start Dataset rows

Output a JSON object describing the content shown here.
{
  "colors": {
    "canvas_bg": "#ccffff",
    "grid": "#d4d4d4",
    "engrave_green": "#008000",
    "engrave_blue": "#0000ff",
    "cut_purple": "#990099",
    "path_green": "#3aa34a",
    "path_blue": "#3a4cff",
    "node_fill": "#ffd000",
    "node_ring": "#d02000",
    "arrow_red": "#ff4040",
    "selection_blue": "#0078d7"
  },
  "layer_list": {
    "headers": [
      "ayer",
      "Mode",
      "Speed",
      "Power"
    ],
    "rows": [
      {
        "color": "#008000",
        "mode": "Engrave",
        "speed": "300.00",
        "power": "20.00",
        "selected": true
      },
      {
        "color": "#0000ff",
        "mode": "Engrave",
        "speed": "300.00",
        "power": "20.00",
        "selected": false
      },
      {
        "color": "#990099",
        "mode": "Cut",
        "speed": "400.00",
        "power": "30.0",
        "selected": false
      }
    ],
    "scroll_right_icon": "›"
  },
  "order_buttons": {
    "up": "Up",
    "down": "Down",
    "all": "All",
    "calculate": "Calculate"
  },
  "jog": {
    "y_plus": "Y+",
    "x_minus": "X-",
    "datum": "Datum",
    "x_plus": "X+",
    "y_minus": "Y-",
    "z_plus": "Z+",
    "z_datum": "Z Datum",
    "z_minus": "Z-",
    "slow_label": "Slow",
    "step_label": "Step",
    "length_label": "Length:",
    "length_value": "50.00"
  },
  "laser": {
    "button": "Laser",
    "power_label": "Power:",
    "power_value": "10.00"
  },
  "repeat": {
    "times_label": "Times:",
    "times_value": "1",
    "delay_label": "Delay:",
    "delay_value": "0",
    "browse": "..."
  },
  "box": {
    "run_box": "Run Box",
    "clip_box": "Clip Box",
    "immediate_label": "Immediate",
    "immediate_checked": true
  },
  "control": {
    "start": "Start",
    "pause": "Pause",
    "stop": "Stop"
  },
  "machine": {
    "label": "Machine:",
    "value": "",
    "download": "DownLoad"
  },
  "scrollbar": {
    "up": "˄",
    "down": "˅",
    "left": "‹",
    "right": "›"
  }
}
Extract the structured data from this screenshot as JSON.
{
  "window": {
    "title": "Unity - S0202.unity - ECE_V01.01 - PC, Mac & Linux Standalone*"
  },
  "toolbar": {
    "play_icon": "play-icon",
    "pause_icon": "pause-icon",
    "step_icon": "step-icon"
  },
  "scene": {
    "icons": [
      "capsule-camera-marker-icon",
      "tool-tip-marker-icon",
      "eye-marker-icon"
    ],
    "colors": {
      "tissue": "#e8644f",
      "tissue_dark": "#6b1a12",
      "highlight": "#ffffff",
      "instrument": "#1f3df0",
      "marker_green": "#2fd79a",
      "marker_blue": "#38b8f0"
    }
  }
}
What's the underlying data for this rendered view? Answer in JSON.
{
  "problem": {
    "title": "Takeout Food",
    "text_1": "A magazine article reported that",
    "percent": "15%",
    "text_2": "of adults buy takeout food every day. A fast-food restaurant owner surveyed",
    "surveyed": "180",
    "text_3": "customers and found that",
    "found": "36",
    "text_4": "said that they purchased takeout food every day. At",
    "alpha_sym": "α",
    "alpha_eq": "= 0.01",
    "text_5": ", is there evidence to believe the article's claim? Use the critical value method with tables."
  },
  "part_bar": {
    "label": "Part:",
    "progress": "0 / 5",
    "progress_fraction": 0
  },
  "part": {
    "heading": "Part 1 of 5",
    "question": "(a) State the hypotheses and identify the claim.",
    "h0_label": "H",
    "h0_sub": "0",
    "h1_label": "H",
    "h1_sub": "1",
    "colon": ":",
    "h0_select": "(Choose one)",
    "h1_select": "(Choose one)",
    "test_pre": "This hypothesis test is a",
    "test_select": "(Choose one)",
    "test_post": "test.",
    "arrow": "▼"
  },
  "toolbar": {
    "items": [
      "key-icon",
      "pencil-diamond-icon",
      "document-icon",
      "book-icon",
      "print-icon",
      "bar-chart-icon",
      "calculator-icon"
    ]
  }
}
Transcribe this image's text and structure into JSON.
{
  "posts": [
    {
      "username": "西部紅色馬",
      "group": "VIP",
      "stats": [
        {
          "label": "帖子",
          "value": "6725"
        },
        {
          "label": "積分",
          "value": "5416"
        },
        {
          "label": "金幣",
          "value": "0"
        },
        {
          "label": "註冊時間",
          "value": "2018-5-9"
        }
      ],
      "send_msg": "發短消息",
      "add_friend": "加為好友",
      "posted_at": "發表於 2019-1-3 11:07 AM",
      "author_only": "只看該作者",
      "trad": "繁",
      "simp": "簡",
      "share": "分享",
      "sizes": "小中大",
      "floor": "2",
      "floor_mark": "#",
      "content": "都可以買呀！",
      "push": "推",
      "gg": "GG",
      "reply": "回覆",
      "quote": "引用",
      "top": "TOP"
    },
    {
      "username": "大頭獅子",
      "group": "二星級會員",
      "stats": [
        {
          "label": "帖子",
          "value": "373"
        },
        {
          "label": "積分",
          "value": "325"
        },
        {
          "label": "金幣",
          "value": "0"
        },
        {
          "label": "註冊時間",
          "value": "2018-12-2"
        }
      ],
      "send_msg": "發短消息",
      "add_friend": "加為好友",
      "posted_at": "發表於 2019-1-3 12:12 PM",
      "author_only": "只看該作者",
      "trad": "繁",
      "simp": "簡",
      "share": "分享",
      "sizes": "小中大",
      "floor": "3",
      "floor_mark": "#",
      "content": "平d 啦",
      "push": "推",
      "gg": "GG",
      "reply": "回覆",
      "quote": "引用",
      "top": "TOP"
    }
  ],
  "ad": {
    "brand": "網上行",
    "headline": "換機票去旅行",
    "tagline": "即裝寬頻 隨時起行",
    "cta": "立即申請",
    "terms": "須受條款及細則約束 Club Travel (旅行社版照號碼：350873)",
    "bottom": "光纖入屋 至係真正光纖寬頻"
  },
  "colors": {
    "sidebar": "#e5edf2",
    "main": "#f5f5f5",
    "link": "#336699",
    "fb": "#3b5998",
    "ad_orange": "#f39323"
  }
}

end Dataset rows

◆ Task goal ◆
Write out the complete set of records exactly as given.

◆ Reply ◆
Output a JSON object describing the content shown here.
{
  "colors": {
    "canvas_bg": "#ccffff",
    "grid": "#d4d4d4",
    "engrave_green": "#008000",
    "engrave_blue": "#0000ff",
    "cut_purple": "#990099",
    "path_green": "#3aa34a",
    "path_blue": "#3a4cff",
    "node_fill": "#ffd000",
    "node_ring": "#d02000",
    "arrow_red": "#ff4040",
    "selection_blue": "#0078d7"
  },
  "layer_list": {
    "headers": [
      "ayer",
      "Mode",
      "Speed",
      "Power"
    ],
    "rows": [
      {
        "color": "#008000",
        "mode": "Engrave",
        "speed": "300.00",
        "power": "20.00",
        "selected": true
      },
      {
        "color": "#0000ff",
        "mode": "Engrave",
        "speed": "300.00",
        "power": "20.00",
        "selected": false
      },
      {
        "color": "#990099",
        "mode": "Cut",
        "speed": "400.00",
        "power": "30.0",
        "selected": false
      }
    ],
    "scroll_right_icon": "›"
  },
  "order_buttons": {
    "up": "Up",
    "down": "Down",
    "all": "All",
    "calculate": "Calculate"
  },
  "jog": {
    "y_plus": "Y+",
    "x_minus": "X-",
    "datum": "Datum",
    "x_plus": "X+",
    "y_minus": "Y-",
    "z_plus": "Z+",
    "z_datum": "Z Datum",
    "z_minus": "Z-",
    "slow_label": "Slow",
    "step_label": "Step",
    "length_label": "Length:",
    "length_value": "50.00"
  },
  "laser": {
    "button": "Laser",
    "power_label": "Power:",
    "power_value": "10.00"
  },
  "repeat": {
    "times_label": "Times:",
    "times_value": "1",
    "delay_label": "Delay:",
    "delay_value": "0",
    "browse": "..."
  },
  "box": {
    "run_box": "Run Box",
    "clip_box": "Clip Box",
    "immediate_label": "Immediate",
    "immediate_checked": true
  },
  "control": {
    "start": "Start",
    "pause": "Pause",
    "stop": "Stop"
  },
  "machine": {
    "label": "Machine:",
    "value": "",
    "download": "DownLoad"
  },
  "scrollbar": {
    "up": "˄",
    "down": "˅",
    "left": "‹",
    "right": "›"
  }
}
Extract the structured data from this screenshot as JSON.
{
  "window": {
    "title": "Unity - S0202.unity - ECE_V01.01 - PC, Mac & Linux Standalone*"
  },
  "toolbar": {
    "play_icon": "play-icon",
    "pause_icon": "pause-icon",
    "step_icon": "step-icon"
  },
  "scene": {
    "icons": [
      "capsule-camera-marker-icon",
      "tool-tip-marker-icon",
      "eye-marker-icon"
    ],
    "colors": {
      "tissue": "#e8644f",
      "tissue_dark": "#6b1a12",
      "highlight": "#ffffff",
      "instrument": "#1f3df0",
      "marker_green": "#2fd79a",
      "marker_blue": "#38b8f0"
    }
  }
}
What's the underlying data for this rendered view? Answer in JSON.
{
  "problem": {
    "title": "Takeout Food",
    "text_1": "A magazine article reported that",
    "percent": "15%",
    "text_2": "of adults buy takeout food every day. A fast-food restaurant owner surveyed",
    "surveyed": "180",
    "text_3": "customers and found that",
    "found": "36",
    "text_4": "said that they purchased takeout food every day. At",
    "alpha_sym": "α",
    "alpha_eq": "= 0.01",
    "text_5": ", is there evidence to believe the article's claim? Use the critical value method with tables."
  },
  "part_bar": {
    "label": "Part:",
    "progress": "0 / 5",
    "progress_fraction": 0
  },
  "part": {
    "heading": "Part 1 of 5",
    "question": "(a) State the hypotheses and identify the claim.",
    "h0_label": "H",
    "h0_sub": "0",
    "h1_label": "H",
    "h1_sub": "1",
    "colon": ":",
    "h0_select": "(Choose one)",
    "h1_select": "(Choose one)",
    "test_pre": "This hypothesis test is a",
    "test_select": "(Choose one)",
    "test_post": "test.",
    "arrow": "▼"
  },
  "toolbar": {
    "items": [
      "key-icon",
      "pencil-diamond-icon",
      "document-icon",
      "book-icon",
      "print-icon",
      "bar-chart-icon",
      "calculator-icon"
    ]
  }
}
Transcribe this image's text and structure into JSON.
{
  "posts": [
    {
      "username": "西部紅色馬",
      "group": "VIP",
      "stats": [
        {
          "label": "帖子",
          "value": "6725"
        },
        {
          "label": "積分",
          "value": "5416"
        },
        {
          "label": "金幣",
          "value": "0"
        },
        {
          "label": "註冊時間",
          "value": "2018-5-9"
        }
      ],
      "send_msg": "發短消息",
      "add_friend": "加為好友",
      "posted_at": "發表於 2019-1-3 11:07 AM",
      "author_only": "只看該作者",
      "trad": "繁",
      "simp": "簡",
      "share": "分享",
      "sizes": "小中大",
      "floor": "2",
      "floor_mark": "#",
      "content": "都可以買呀！",
      "push": "推",
      "gg": "GG",
      "reply": "回覆",
      "quote": "引用",
      "top": "TOP"
    },
    {
      "username": "大頭獅子",
      "group": "二星級會員",
      "stats": [
        {
          "label": "帖子",
          "value": "373"
        },
        {
          "label": "積分",
          "value": "325"
        },
        {
          "label": "金幣",
          "value": "0"
        },
        {
          "label": "註冊時間",
          "value": "2018-12-2"
        }
      ],
      "send_msg": "發短消息",
      "add_friend": "加為好友",
      "posted_at": "發表於 2019-1-3 12:12 PM",
      "author_only": "只看該作者",
      "trad": "繁",
      "simp": "簡",
      "share": "分享",
      "sizes": "小中大",
      "floor": "3",
      "floor_mark": "#",
      "content": "平d 啦",
      "push": "推",
      "gg": "GG",
      "reply": "回覆",
      "quote": "引用",
      "top": "TOP"
    }
  ],
  "ad": {
    "brand": "網上行",
    "headline": "換機票去旅行",
    "tagline": "即裝寬頻 隨時起行",
    "cta": "立即申請",
    "terms": "須受條款及細則約束 Club Travel (旅行社版照號碼：350873)",
    "bottom": "光纖入屋 至係真正光纖寬頻"
  },
  "colors": {
    "sidebar": "#e5edf2",
    "main": "#f5f5f5",
    "link": "#336699",
    "fb": "#3b5998",
    "ad_orange": "#f39323"
  }
}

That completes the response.